» SUPPLIED RECORDS
** BEGIN **
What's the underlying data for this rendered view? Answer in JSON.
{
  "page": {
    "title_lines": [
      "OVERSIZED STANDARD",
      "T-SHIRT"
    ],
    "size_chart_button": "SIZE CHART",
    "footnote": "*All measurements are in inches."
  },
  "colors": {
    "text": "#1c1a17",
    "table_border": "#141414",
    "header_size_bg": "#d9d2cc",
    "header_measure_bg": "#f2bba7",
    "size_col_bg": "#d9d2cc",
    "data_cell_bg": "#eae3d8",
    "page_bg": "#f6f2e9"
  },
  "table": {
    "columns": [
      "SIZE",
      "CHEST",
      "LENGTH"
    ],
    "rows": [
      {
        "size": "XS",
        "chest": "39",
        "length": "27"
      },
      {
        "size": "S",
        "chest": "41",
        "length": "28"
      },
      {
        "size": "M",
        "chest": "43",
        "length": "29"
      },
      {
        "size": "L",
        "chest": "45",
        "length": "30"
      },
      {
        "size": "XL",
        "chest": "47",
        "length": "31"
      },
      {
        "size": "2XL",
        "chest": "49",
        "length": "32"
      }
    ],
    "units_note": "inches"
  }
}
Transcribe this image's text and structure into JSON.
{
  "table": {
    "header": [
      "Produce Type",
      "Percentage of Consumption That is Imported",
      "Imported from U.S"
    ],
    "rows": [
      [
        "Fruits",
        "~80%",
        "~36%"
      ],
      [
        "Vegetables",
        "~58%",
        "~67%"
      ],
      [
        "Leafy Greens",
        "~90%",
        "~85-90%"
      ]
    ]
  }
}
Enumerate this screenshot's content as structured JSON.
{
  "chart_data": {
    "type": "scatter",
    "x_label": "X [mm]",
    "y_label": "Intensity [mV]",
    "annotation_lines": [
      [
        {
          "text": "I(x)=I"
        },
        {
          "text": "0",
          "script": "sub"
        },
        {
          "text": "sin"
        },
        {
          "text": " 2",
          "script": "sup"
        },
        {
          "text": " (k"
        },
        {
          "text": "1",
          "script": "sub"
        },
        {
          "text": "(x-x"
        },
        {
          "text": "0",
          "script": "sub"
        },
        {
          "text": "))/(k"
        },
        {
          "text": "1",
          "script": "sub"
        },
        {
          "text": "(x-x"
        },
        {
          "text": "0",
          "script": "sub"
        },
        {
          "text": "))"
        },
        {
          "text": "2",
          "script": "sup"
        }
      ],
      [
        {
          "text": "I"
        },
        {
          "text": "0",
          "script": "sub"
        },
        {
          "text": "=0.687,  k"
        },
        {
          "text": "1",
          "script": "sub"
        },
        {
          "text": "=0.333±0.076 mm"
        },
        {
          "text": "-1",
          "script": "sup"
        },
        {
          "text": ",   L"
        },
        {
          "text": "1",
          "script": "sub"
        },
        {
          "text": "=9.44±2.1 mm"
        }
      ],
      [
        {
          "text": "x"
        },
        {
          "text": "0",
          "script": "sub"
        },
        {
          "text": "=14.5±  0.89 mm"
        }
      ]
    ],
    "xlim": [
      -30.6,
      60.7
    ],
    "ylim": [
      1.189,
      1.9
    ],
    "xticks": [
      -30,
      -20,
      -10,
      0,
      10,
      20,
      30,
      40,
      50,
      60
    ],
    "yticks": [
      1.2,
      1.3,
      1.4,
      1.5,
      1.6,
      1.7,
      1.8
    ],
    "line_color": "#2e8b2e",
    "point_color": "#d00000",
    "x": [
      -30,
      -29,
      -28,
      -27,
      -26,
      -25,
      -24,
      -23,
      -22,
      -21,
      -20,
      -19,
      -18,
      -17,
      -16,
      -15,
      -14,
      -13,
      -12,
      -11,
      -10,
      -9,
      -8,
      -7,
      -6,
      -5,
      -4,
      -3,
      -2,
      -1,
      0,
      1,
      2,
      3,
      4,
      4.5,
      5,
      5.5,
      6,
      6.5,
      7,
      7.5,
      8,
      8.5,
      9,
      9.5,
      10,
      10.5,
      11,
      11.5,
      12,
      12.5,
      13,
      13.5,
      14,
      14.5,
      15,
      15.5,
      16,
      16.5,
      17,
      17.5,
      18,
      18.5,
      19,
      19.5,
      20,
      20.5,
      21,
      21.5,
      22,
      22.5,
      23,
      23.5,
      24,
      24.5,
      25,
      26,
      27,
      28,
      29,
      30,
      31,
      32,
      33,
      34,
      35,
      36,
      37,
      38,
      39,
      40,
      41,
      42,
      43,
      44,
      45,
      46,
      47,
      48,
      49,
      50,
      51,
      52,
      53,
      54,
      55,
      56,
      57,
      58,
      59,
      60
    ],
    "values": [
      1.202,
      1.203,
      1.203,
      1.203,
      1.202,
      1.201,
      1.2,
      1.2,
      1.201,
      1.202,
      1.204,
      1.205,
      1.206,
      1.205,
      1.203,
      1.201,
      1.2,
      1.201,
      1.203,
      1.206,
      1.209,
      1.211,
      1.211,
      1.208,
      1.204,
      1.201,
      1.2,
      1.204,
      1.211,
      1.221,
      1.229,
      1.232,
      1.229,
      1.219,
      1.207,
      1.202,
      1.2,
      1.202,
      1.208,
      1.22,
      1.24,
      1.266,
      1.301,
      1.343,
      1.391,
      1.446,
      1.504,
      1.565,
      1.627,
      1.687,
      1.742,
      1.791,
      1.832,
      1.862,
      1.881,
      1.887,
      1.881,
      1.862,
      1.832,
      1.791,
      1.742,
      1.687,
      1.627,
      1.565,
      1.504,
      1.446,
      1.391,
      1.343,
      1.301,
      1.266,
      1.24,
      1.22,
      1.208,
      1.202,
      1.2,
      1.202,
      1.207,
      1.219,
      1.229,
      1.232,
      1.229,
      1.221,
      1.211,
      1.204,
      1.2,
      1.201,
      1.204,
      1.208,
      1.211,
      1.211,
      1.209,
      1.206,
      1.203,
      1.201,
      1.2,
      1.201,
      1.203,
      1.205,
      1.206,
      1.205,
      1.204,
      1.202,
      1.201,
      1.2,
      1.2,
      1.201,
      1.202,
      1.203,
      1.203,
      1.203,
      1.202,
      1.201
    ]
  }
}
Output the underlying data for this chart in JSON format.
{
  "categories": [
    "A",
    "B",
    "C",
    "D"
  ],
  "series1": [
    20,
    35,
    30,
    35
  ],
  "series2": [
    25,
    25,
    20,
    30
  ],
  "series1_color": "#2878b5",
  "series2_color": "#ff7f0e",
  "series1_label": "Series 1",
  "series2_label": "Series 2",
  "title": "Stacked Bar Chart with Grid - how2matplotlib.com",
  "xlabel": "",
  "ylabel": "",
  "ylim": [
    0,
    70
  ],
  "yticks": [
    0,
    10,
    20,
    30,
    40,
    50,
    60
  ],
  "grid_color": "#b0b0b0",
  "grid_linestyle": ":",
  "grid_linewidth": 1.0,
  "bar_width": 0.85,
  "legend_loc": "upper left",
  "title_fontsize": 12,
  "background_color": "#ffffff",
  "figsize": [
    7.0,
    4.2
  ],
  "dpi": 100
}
** END **
» JOB
Return each line of the data exactly as written above.

» RESULT OF THIS EXERCISE
What's the underlying data for this rendered view? Answer in JSON.
{
  "page": {
    "title_lines": [
      "OVERSIZED STANDARD",
      "T-SHIRT"
    ],
    "size_chart_button": "SIZE CHART",
    "footnote": "*All measurements are in inches."
  },
  "colors": {
    "text": "#1c1a17",
    "table_border": "#141414",
    "header_size_bg": "#d9d2cc",
    "header_measure_bg": "#f2bba7",
    "size_col_bg": "#d9d2cc",
    "data_cell_bg": "#eae3d8",
    "page_bg": "#f6f2e9"
  },
  "table": {
    "columns": [
      "SIZE",
      "CHEST",
      "LENGTH"
    ],
    "rows": [
      {
        "size": "XS",
        "chest": "39",
        "length": "27"
      },
      {
        "size": "S",
        "chest": "41",
        "length": "28"
      },
      {
        "size": "M",
        "chest": "43",
        "length": "29"
      },
      {
        "size": "L",
        "chest": "45",
        "length": "30"
      },
      {
        "size": "XL",
        "chest": "47",
        "length": "31"
      },
      {
        "size": "2XL",
        "chest": "49",
        "length": "32"
      }
    ],
    "units_note": "inches"
  }
}
Transcribe this image's text and structure into JSON.
{
  "table": {
    "header": [
      "Produce Type",
      "Percentage of Consumption That is Imported",
      "Imported from U.S"
    ],
    "rows": [
      [
        "Fruits",
        "~80%",
        "~36%"
      ],
      [
        "Vegetables",
        "~58%",
        "~67%"
      ],
      [
        "Leafy Greens",
        "~90%",
        "~85-90%"
      ]
    ]
  }
}
Enumerate this screenshot's content as structured JSON.
{
  "chart_data": {
    "type": "scatter",
    "x_label": "X [mm]",
    "y_label": "Intensity [mV]",
    "annotation_lines": [
      [
        {
          "text": "I(x)=I"
        },
        {
          "text": "0",
          "script": "sub"
        },
        {
          "text": "sin"
        },
        {
          "text": " 2",
          "script": "sup"
        },
        {
          "text": " (k"
        },
        {
          "text": "1",
          "script": "sub"
        },
        {
          "text": "(x-x"
        },
        {
          "text": "0",
          "script": "sub"
        },
        {
          "text": "))/(k"
        },
        {
          "text": "1",
          "script": "sub"
        },
        {
          "text": "(x-x"
        },
        {
          "text": "0",
          "script": "sub"
        },
        {
          "text": "))"
        },
        {
          "text": "2",
          "script": "sup"
        }
      ],
      [
        {
          "text": "I"
        },
        {
          "text": "0",
          "script": "sub"
        },
        {
          "text": "=0.687,  k"
        },
        {
          "text": "1",
          "script": "sub"
        },
        {
          "text": "=0.333±0.076 mm"
        },
        {
          "text": "-1",
          "script": "sup"
        },
        {
          "text": ",   L"
        },
        {
          "text": "1",
          "script": "sub"
        },
        {
          "text": "=9.44±2.1 mm"
        }
      ],
      [
        {
          "text": "x"
        },
        {
          "text": "0",
          "script": "sub"
        },
        {
          "text": "=14.5±  0.89 mm"
        }
      ]
    ],
    "xlim": [
      -30.6,
      60.7
    ],
    "ylim": [
      1.189,
      1.9
    ],
    "xticks": [
      -30,
      -20,
      -10,
      0,
      10,
      20,
      30,
      40,
      50,
      60
    ],
    "yticks": [
      1.2,
      1.3,
      1.4,
      1.5,
      1.6,
      1.7,
      1.8
    ],
    "line_color": "#2e8b2e",
    "point_color": "#d00000",
    "x": [
      -30,
      -29,
      -28,
      -27,
      -26,
      -25,
      -24,
      -23,
      -22,
      -21,
      -20,
      -19,
      -18,
      -17,
      -16,
      -15,
      -14,
      -13,
      -12,
      -11,
      -10,
      -9,
      -8,
      -7,
      -6,
      -5,
      -4,
      -3,
      -2,
      -1,
      0,
      1,
      2,
      3,
      4,
      4.5,
      5,
      5.5,
      6,
      6.5,
      7,
      7.5,
      8,
      8.5,
      9,
      9.5,
      10,
      10.5,
      11,
      11.5,
      12,
      12.5,
      13,
      13.5,
      14,
      14.5,
      15,
      15.5,
      16,
      16.5,
      17,
      17.5,
      18,
      18.5,
      19,
      19.5,
      20,
      20.5,
      21,
      21.5,
      22,
      22.5,
      23,
      23.5,
      24,
      24.5,
      25,
      26,
      27,
      28,
      29,
      30,
      31,
      32,
      33,
      34,
      35,
      36,
      37,
      38,
      39,
      40,
      41,
      42,
      43,
      44,
      45,
      46,
      47,
      48,
      49,
      50,
      51,
      52,
      53,
      54,
      55,
      56,
      57,
      58,
      59,
      60
    ],
    "values": [
      1.202,
      1.203,
      1.203,
      1.203,
      1.202,
      1.201,
      1.2,
      1.2,
      1.201,
      1.202,
      1.204,
      1.205,
      1.206,
      1.205,
      1.203,
      1.201,
      1.2,
      1.201,
      1.203,
      1.206,
      1.209,
      1.211,
      1.211,
      1.208,
      1.204,
      1.201,
      1.2,
      1.204,
      1.211,
      1.221,
      1.229,
      1.232,
      1.229,
      1.219,
      1.207,
      1.202,
      1.2,
      1.202,
      1.208,
      1.22,
      1.24,
      1.266,
      1.301,
      1.343,
      1.391,
      1.446,
      1.504,
      1.565,
      1.627,
      1.687,
      1.742,
      1.791,
      1.832,
      1.862,
      1.881,
      1.887,
      1.881,
      1.862,
      1.832,
      1.791,
      1.742,
      1.687,
      1.627,
      1.565,
      1.504,
      1.446,
      1.391,
      1.343,
      1.301,
      1.266,
      1.24,
      1.22,
      1.208,
      1.202,
      1.2,
      1.202,
      1.207,
      1.219,
      1.229,
      1.232,
      1.229,
      1.221,
      1.211,
      1.204,
      1.2,
      1.201,
      1.204,
      1.208,
      1.211,
      1.211,
      1.209,
      1.206,
      1.203,
      1.201,
      1.2,
      1.201,
      1.203,
      1.205,
      1.206,
      1.205,
      1.204,
      1.202,
      1.201,
      1.2,
      1.2,
      1.201,
      1.202,
      1.203,
      1.203,
      1.203,
      1.202,
      1.201
    ]
  }
}
Output the underlying data for this chart in JSON format.
{
  "categories": [
    "A",
    "B",
    "C",
    "D"
  ],
  "series1": [
    20,
    35,
    30,
    35
  ],
  "series2": [
    25,
    25,
    20,
    30
  ],
  "series1_color": "#2878b5",
  "series2_color": "#ff7f0e",
  "series1_label": "Series 1",
  "series2_label": "Series 2",
  "title": "Stacked Bar Chart with Grid - how2matplotlib.com",
  "xlabel": "",
  "ylabel": "",
  "ylim": [
    0,
    70
  ],
  "yticks": [
    0,
    10,
    20,
    30,
    40,
    50,
    60
  ],
  "grid_color": "#b0b0b0",
  "grid_linestyle": ":",
  "grid_linewidth": 1.0,
  "bar_width": 0.85,
  "legend_loc": "upper left",
  "title_fontsize": 12,
  "background_color": "#ffffff",
  "figsize": [
    7.0,
    4.2
  ],
  "dpi": 100
}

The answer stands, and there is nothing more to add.